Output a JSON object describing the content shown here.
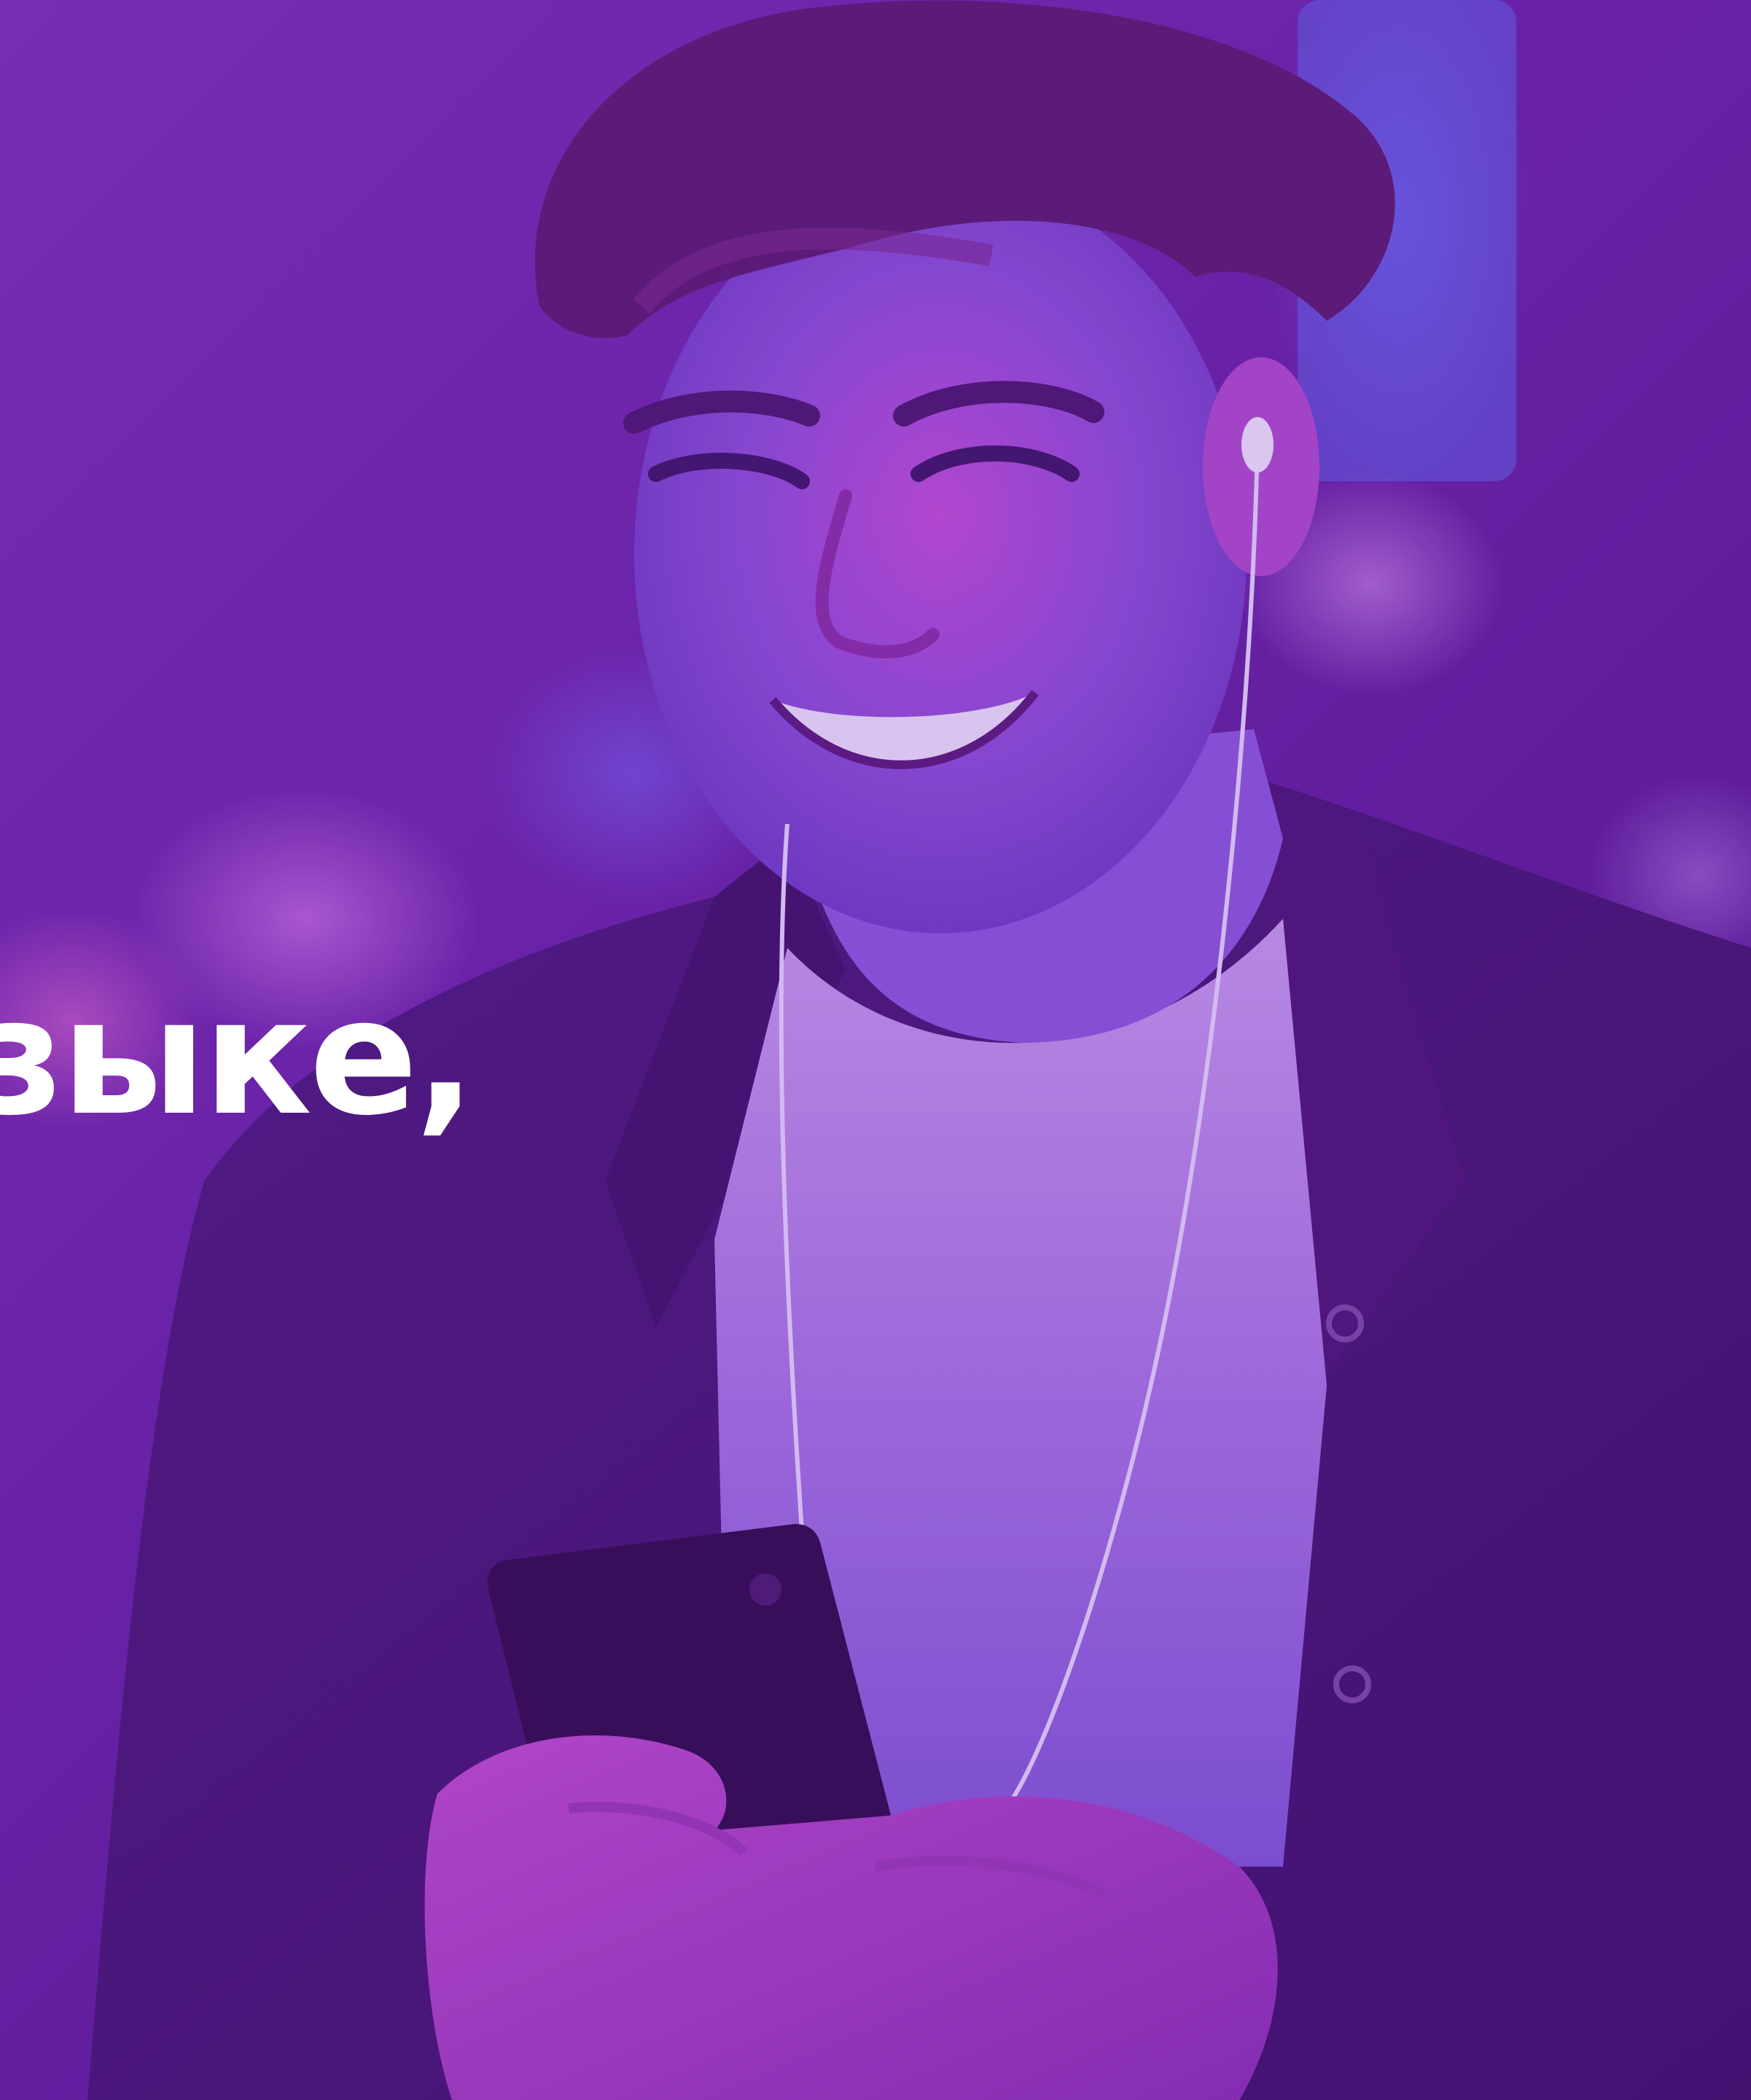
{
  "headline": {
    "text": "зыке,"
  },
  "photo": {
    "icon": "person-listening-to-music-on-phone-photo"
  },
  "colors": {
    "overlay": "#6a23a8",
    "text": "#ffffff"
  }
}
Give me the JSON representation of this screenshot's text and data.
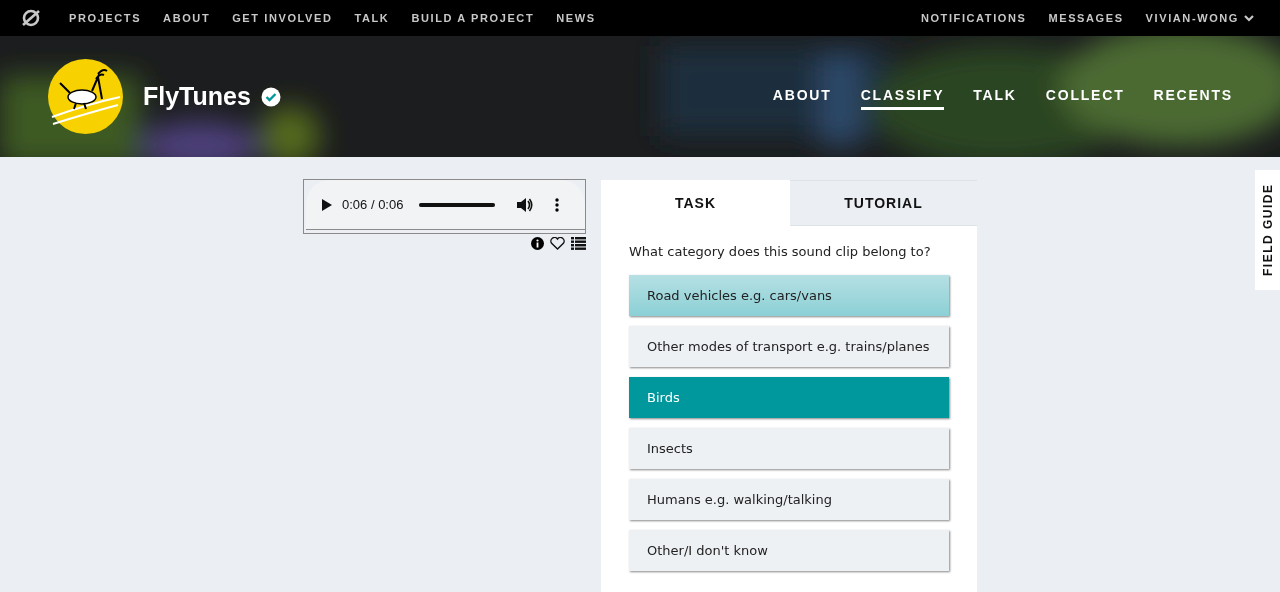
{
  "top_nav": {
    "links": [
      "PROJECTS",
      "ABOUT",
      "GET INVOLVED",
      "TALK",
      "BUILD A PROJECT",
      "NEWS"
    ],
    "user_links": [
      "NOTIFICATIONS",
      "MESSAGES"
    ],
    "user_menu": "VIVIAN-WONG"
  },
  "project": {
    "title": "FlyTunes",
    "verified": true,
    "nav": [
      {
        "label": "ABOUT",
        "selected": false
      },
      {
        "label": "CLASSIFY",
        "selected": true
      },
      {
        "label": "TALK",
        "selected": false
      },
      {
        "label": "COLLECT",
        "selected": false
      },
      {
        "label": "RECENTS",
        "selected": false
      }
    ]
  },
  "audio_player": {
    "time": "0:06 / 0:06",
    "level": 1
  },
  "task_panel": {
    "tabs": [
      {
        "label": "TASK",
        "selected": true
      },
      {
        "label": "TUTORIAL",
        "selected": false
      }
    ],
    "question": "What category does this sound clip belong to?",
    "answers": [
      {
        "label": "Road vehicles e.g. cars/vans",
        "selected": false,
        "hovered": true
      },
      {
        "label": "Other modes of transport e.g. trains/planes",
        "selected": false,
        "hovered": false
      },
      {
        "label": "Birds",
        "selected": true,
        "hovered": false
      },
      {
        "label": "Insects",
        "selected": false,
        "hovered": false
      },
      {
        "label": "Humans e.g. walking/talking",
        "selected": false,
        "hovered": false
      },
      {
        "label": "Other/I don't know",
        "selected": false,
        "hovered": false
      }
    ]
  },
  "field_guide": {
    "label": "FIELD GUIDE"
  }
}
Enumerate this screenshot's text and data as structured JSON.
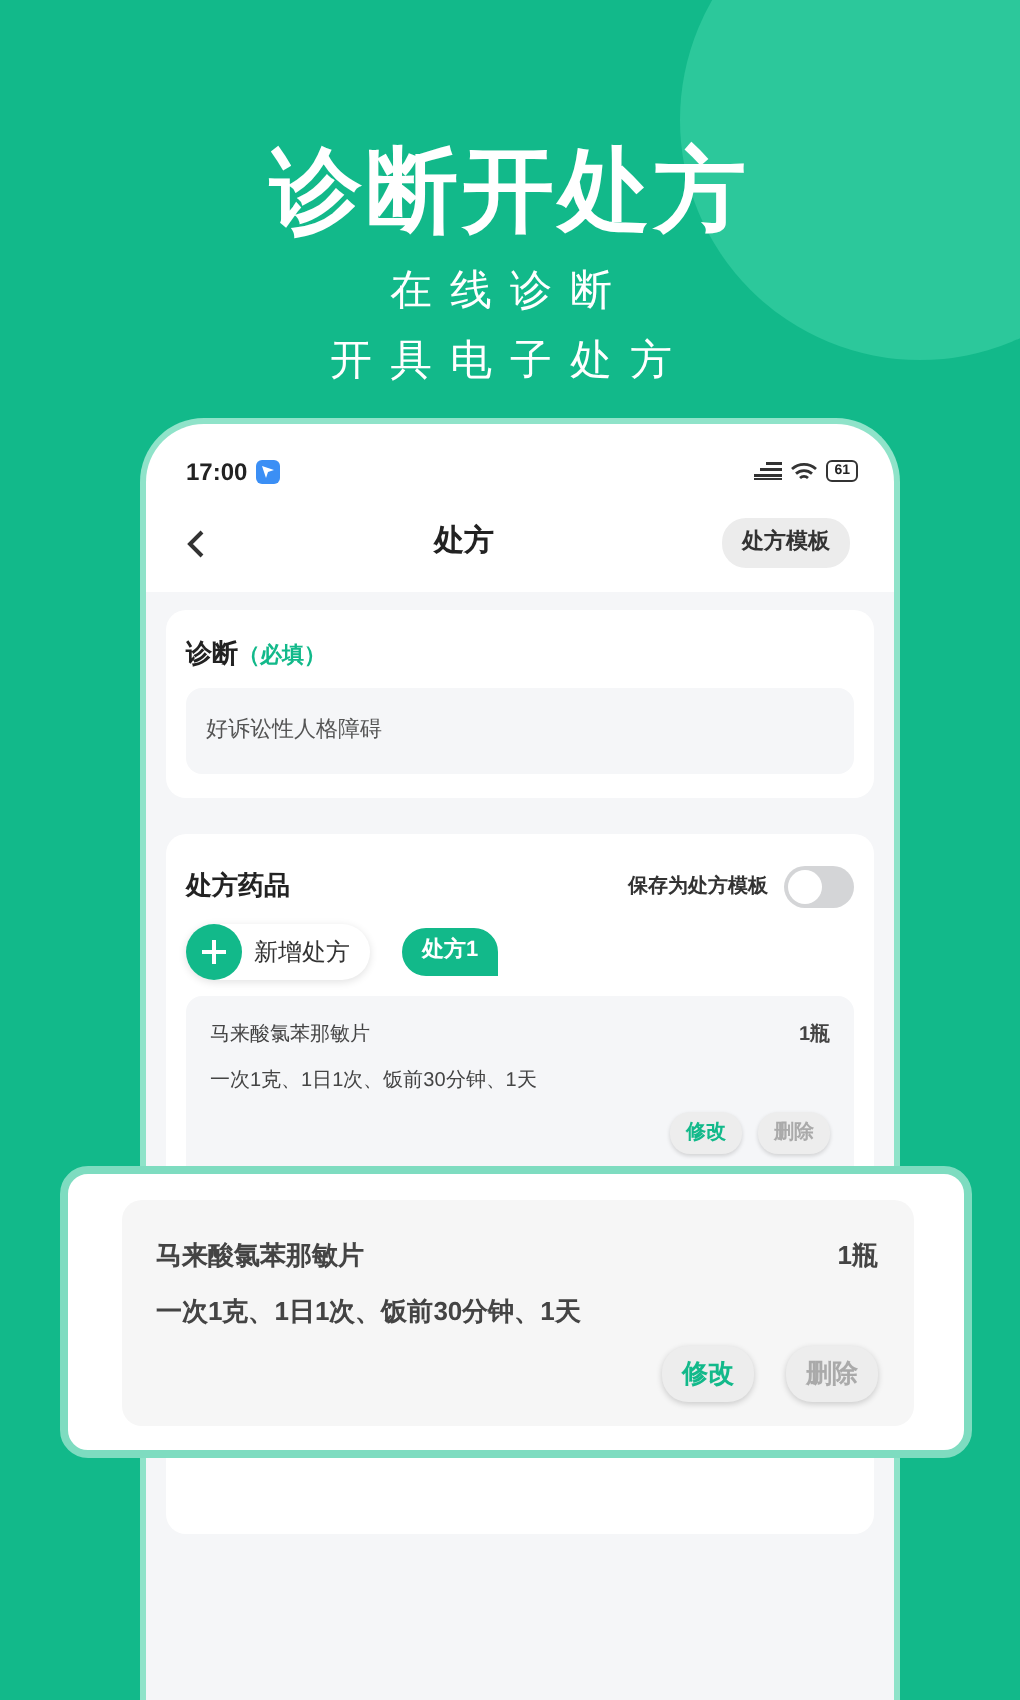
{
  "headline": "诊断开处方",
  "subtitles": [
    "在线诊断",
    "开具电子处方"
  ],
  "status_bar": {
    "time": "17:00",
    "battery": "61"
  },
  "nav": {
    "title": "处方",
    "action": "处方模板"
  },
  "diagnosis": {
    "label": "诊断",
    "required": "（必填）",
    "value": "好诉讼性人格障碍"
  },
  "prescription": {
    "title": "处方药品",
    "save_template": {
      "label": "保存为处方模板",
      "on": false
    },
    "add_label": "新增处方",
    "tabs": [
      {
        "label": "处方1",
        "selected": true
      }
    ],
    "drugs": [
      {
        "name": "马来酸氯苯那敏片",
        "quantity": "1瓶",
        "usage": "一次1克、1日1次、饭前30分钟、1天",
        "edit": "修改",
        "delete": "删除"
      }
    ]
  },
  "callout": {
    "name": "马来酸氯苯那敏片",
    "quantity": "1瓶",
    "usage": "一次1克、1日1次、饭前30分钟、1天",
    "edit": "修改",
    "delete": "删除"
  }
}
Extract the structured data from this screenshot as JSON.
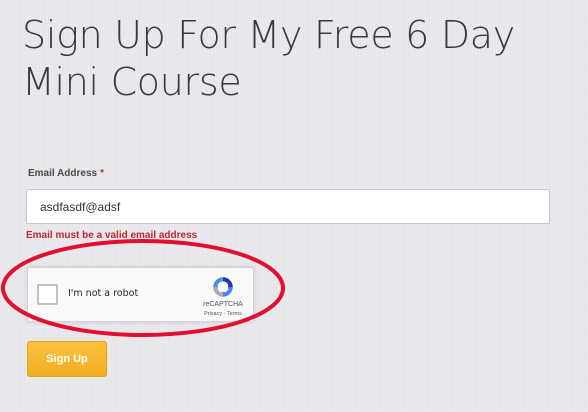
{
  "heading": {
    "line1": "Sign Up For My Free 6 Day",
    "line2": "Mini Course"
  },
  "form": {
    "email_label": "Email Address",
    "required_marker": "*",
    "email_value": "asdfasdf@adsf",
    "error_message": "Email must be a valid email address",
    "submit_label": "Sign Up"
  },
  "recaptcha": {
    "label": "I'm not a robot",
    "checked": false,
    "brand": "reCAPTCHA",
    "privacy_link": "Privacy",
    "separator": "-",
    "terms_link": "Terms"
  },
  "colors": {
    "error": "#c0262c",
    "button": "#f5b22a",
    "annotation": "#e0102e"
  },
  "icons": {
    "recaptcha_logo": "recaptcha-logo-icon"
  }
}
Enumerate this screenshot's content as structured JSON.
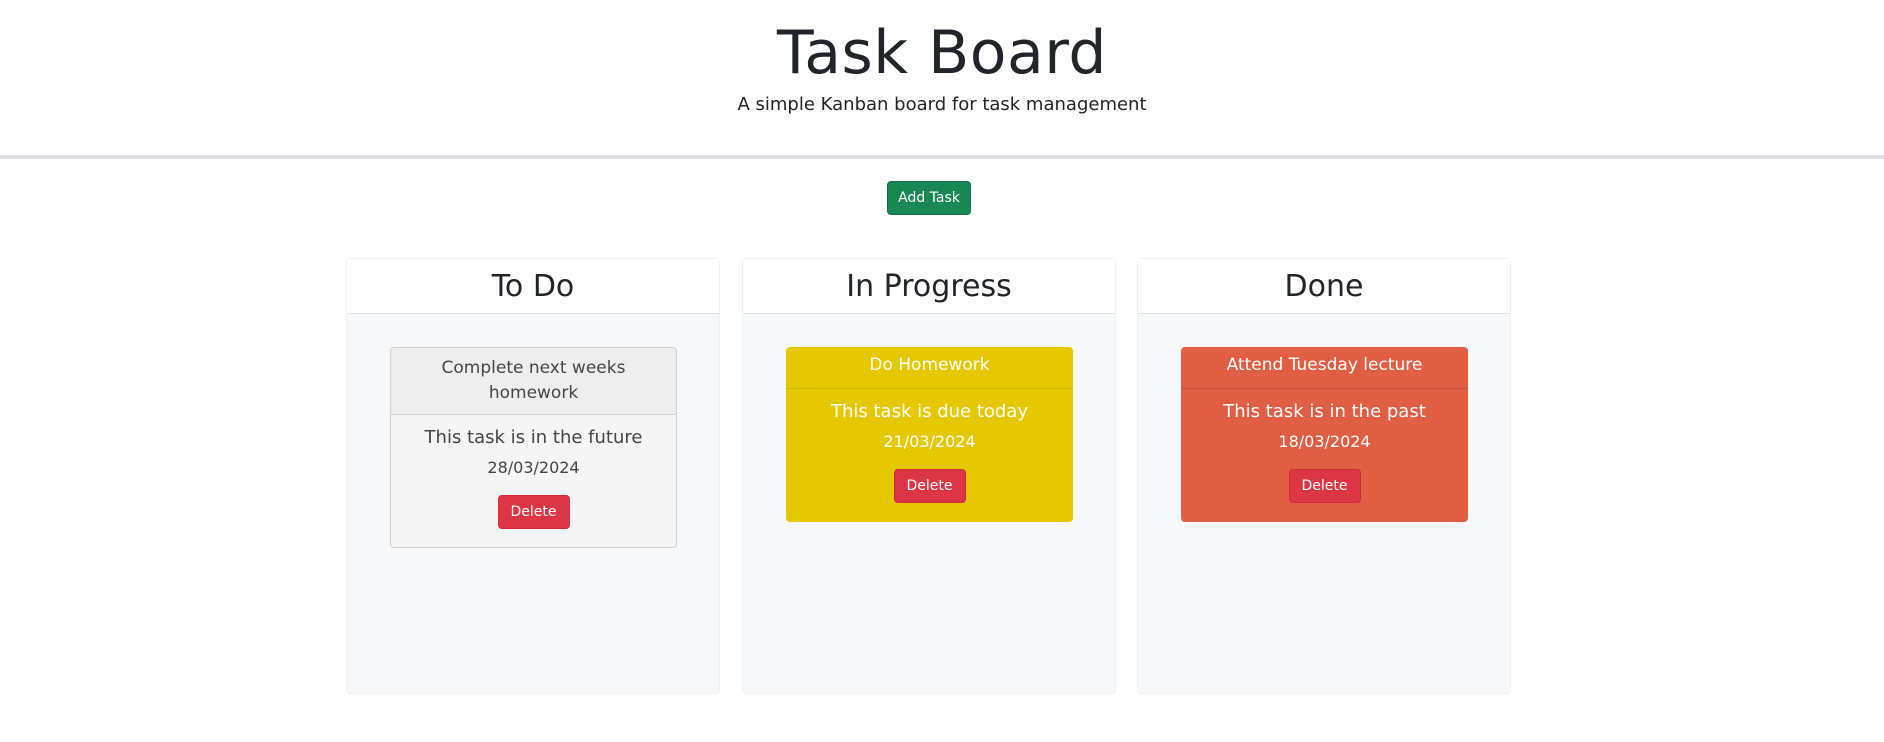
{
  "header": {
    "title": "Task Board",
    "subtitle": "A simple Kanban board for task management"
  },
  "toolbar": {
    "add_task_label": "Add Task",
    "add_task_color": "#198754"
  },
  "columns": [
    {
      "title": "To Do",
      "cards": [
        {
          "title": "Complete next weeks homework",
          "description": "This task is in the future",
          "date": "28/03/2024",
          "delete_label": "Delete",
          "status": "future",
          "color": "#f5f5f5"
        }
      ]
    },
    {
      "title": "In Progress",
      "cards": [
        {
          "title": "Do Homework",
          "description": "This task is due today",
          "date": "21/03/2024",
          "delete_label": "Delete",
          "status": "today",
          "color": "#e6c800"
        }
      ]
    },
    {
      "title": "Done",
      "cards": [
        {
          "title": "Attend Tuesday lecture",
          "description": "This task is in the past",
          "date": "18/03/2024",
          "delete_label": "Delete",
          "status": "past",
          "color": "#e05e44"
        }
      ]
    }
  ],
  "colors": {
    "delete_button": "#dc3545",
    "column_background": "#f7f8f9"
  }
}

- [What you are asked to do] From the entries above, return each line with the word "text" in it.

- [Solution to this exercise]
    "text": "зыке,"
    "text": "#ffffff"
Give me the JSON representation of this screenshot's text and data.
Enumerate this screenshot's text and data as structured JSON.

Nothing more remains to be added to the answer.